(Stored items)
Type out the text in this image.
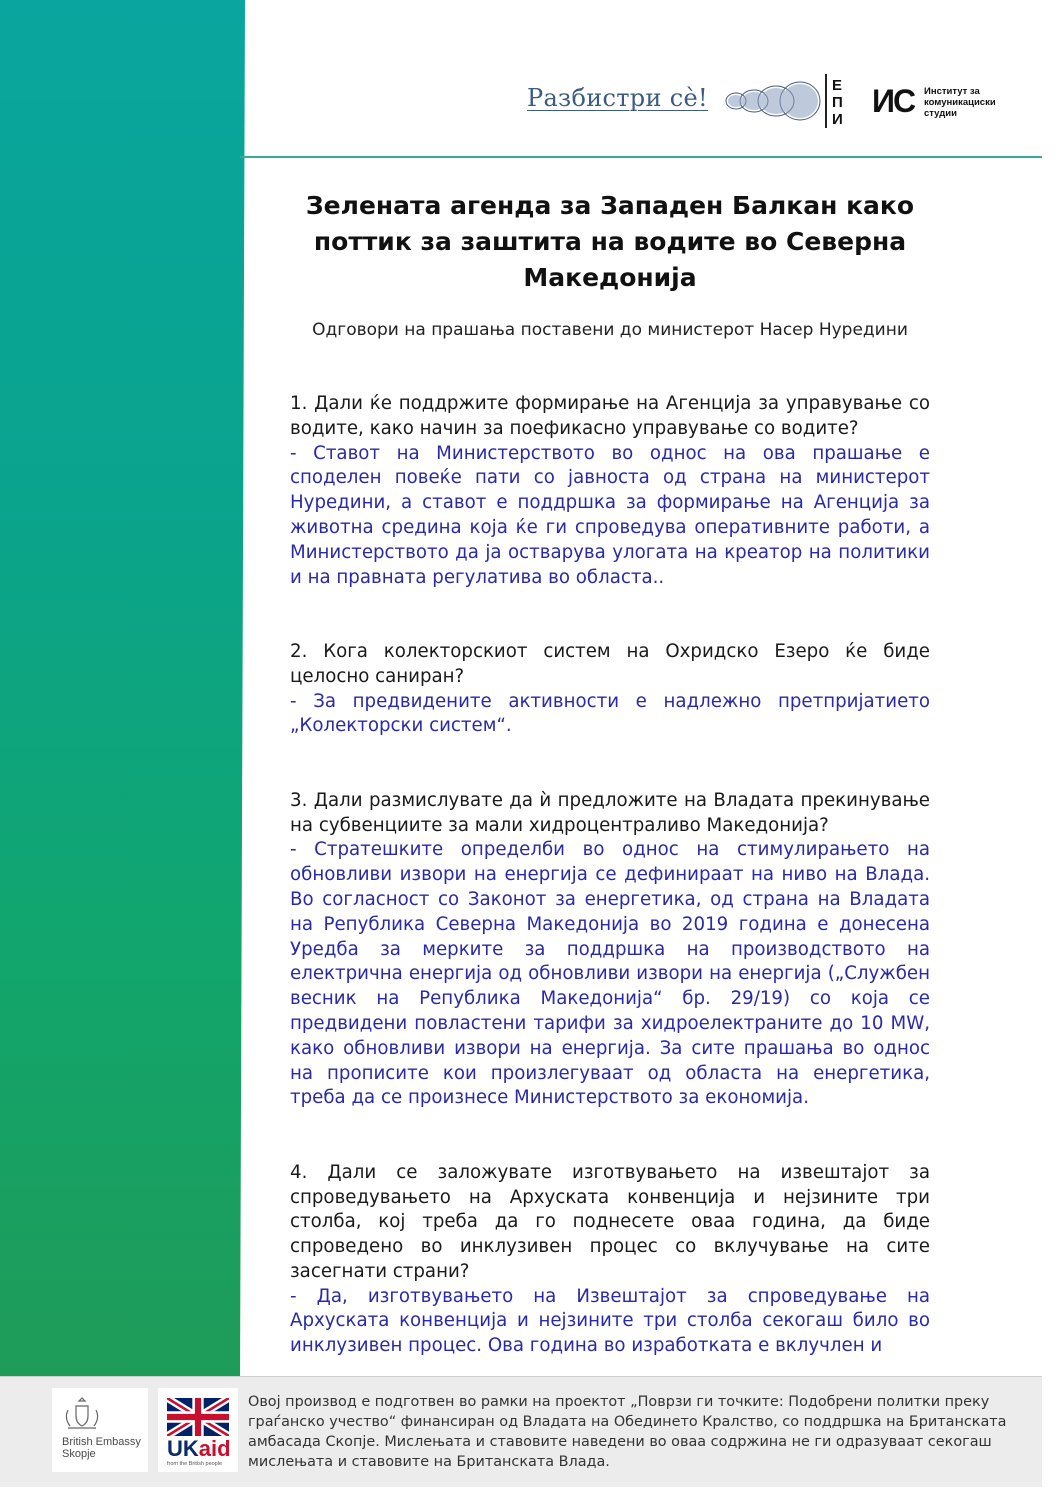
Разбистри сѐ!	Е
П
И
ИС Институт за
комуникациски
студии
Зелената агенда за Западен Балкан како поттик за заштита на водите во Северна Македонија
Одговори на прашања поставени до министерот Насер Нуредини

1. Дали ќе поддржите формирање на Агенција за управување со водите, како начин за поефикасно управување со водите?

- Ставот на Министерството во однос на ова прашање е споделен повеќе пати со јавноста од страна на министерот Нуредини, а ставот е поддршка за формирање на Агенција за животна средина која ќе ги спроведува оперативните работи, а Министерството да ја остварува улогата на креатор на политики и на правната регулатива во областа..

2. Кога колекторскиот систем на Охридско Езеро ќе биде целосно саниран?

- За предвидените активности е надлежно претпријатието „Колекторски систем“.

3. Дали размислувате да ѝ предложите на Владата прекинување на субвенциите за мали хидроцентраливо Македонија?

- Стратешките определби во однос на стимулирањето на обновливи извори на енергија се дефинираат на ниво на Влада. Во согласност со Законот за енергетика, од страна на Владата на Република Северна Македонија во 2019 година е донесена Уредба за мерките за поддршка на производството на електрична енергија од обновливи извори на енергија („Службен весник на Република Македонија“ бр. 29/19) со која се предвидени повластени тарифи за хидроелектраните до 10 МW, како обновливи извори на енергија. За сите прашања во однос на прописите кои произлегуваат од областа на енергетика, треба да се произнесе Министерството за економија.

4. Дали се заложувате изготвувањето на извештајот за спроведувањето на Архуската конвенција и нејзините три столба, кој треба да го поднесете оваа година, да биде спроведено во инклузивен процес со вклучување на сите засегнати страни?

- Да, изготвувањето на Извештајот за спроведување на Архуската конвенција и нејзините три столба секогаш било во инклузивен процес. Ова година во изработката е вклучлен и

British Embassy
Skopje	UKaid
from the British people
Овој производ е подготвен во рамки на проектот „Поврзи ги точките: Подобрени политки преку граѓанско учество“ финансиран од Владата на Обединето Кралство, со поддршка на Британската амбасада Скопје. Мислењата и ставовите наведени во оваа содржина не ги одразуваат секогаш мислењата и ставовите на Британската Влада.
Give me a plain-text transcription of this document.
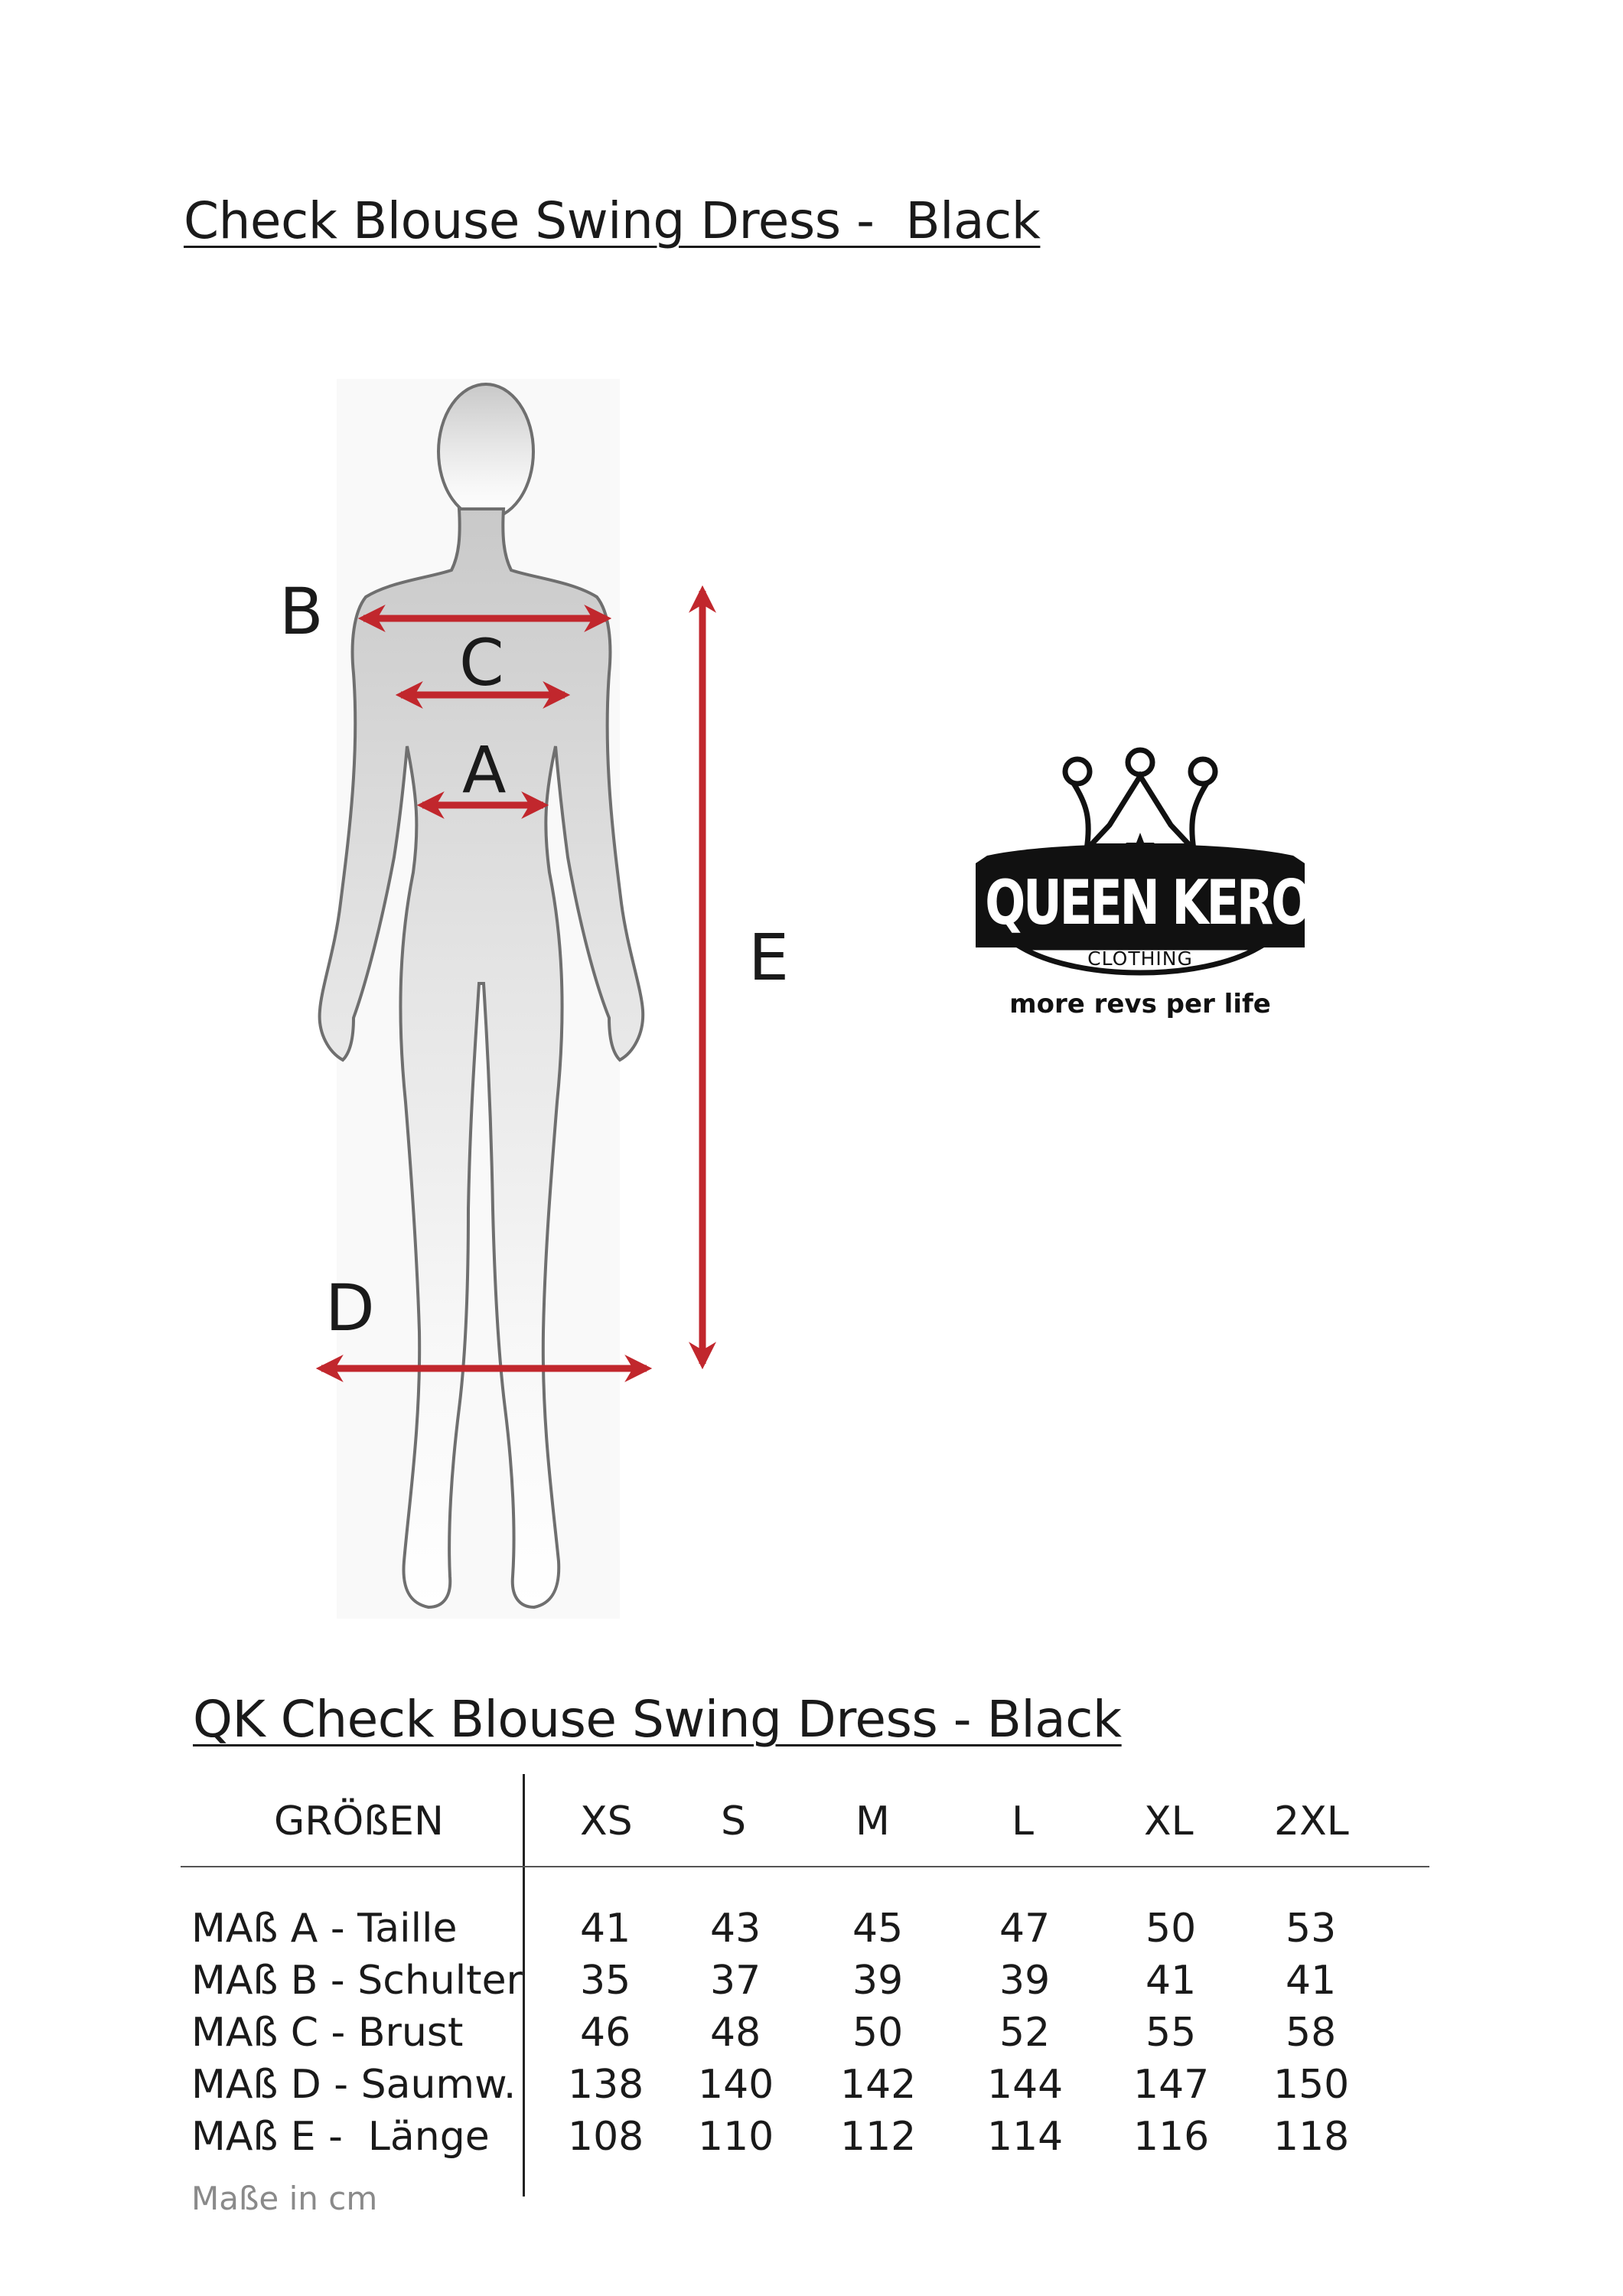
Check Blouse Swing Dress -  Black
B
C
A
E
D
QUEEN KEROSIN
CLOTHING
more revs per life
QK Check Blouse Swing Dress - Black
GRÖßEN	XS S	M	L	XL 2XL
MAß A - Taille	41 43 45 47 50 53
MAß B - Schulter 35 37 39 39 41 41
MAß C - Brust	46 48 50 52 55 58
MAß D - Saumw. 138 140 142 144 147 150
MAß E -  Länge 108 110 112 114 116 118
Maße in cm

> **TASK DIRECTIONS**
List every line from the entries above in which "биде" appears.

> **THE RESPONSE**
2. Кога колекторскиот систем на Охридско Езеро ќе биде целосно саниран?
4. Дали се заложувате изготвувањето на извештајот за спроведувањето на Архуската конвенција и нејзините три столба, кој треба да го поднесете оваа година, да биде спроведено во инклузивен процес со вклучување на сите засегнати страни?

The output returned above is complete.